PROBLEM TO WORK ON: Wherever the string "name" appears in a line, extract that line.

RECORDS PROVIDED:
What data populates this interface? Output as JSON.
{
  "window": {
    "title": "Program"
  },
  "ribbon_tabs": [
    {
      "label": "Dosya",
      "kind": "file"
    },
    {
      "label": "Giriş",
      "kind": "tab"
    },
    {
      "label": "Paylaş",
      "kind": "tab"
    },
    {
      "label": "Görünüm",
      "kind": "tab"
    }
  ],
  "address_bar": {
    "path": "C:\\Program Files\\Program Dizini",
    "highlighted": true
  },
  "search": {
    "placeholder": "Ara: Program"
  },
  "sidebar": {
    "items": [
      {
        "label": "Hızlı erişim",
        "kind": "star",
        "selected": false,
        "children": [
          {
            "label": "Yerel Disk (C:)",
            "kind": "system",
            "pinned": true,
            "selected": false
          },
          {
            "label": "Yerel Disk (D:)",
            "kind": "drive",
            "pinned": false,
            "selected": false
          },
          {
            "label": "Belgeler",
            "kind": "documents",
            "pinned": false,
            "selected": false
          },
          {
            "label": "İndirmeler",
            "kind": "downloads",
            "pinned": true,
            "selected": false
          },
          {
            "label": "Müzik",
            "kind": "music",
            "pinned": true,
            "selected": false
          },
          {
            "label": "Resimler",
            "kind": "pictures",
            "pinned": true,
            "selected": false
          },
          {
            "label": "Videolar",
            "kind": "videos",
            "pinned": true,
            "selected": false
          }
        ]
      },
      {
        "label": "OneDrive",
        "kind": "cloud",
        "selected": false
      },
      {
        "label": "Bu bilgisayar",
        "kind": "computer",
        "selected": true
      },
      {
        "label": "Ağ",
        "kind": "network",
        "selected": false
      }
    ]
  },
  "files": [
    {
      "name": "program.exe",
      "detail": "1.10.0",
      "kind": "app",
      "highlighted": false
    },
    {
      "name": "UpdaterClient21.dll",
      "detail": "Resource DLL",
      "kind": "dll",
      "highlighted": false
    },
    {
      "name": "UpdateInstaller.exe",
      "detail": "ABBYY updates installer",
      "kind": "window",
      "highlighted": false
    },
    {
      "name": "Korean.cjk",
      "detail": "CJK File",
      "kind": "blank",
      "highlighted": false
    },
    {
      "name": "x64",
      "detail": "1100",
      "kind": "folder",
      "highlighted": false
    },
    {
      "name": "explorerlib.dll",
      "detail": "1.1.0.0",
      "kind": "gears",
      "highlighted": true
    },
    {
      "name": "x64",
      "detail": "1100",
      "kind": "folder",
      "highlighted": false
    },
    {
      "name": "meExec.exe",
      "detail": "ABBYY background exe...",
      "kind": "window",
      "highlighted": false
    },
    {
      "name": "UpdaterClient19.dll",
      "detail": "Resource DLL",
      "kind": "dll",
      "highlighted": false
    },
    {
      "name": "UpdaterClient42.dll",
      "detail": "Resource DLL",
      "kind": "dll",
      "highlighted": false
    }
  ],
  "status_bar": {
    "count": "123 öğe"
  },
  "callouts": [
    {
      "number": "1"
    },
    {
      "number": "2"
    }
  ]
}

SOLUTION TO THIS TASK:
      "name": "program.exe",
      "name": "UpdaterClient21.dll",
      "name": "UpdateInstaller.exe",
      "name": "Korean.cjk",
      "name": "x64",
      "name": "explorerlib.dll",
      "name": "x64",
      "name": "meExec.exe",
      "name": "UpdaterClient19.dll",
      "name": "UpdaterClient42.dll",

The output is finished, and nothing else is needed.